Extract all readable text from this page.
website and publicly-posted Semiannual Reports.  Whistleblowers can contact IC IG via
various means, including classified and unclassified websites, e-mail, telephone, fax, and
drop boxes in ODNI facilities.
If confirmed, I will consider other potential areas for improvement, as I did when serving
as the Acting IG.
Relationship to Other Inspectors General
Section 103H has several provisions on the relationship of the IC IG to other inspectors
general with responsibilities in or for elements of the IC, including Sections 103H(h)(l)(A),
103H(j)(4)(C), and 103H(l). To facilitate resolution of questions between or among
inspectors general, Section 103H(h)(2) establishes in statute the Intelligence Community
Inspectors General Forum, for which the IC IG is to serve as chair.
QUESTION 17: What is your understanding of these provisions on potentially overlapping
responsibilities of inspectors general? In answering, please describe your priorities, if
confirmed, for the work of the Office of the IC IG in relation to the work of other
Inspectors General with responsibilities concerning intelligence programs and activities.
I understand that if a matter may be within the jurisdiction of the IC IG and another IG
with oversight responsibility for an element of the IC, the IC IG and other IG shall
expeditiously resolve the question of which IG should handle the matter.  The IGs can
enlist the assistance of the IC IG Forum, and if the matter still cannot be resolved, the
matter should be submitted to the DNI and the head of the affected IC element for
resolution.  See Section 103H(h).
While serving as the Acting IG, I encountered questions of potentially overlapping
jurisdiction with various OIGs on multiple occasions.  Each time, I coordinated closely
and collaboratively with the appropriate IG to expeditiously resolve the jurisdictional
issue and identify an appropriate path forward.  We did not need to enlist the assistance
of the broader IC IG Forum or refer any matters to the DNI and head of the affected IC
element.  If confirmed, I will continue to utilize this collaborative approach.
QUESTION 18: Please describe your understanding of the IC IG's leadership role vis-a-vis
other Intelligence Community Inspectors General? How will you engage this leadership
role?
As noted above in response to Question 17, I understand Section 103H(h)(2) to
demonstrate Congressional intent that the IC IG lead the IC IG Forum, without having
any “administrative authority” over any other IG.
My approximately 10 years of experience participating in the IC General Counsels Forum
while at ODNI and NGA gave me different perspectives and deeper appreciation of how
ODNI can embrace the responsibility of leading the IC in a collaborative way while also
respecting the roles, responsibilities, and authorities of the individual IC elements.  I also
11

Task instructions
Transcribe the records above exactly as they appear.

Written response
Extract all readable text from this page.
website and publicly-posted Semiannual Reports.  Whistleblowers can contact IC IG via
various means, including classified and unclassified websites, e-mail, telephone, fax, and
drop boxes in ODNI facilities.
If confirmed, I will consider other potential areas for improvement, as I did when serving
as the Acting IG.
Relationship to Other Inspectors General
Section 103H has several provisions on the relationship of the IC IG to other inspectors
general with responsibilities in or for elements of the IC, including Sections 103H(h)(l)(A),
103H(j)(4)(C), and 103H(l). To facilitate resolution of questions between or among
inspectors general, Section 103H(h)(2) establishes in statute the Intelligence Community
Inspectors General Forum, for which the IC IG is to serve as chair.
QUESTION 17: What is your understanding of these provisions on potentially overlapping
responsibilities of inspectors general? In answering, please describe your priorities, if
confirmed, for the work of the Office of the IC IG in relation to the work of other
Inspectors General with responsibilities concerning intelligence programs and activities.
I understand that if a matter may be within the jurisdiction of the IC IG and another IG
with oversight responsibility for an element of the IC, the IC IG and other IG shall
expeditiously resolve the question of which IG should handle the matter.  The IGs can
enlist the assistance of the IC IG Forum, and if the matter still cannot be resolved, the
matter should be submitted to the DNI and the head of the affected IC element for
resolution.  See Section 103H(h).
While serving as the Acting IG, I encountered questions of potentially overlapping
jurisdiction with various OIGs on multiple occasions.  Each time, I coordinated closely
and collaboratively with the appropriate IG to expeditiously resolve the jurisdictional
issue and identify an appropriate path forward.  We did not need to enlist the assistance
of the broader IC IG Forum or refer any matters to the DNI and head of the affected IC
element.  If confirmed, I will continue to utilize this collaborative approach.
QUESTION 18: Please describe your understanding of the IC IG's leadership role vis-a-vis
other Intelligence Community Inspectors General? How will you engage this leadership
role?
As noted above in response to Question 17, I understand Section 103H(h)(2) to
demonstrate Congressional intent that the IC IG lead the IC IG Forum, without having
any “administrative authority” over any other IG.
My approximately 10 years of experience participating in the IC General Counsels Forum
while at ODNI and NGA gave me different perspectives and deeper appreciation of how
ODNI can embrace the responsibility of leading the IC in a collaborative way while also
respecting the roles, responsibilities, and authorities of the individual IC elements.  I also
11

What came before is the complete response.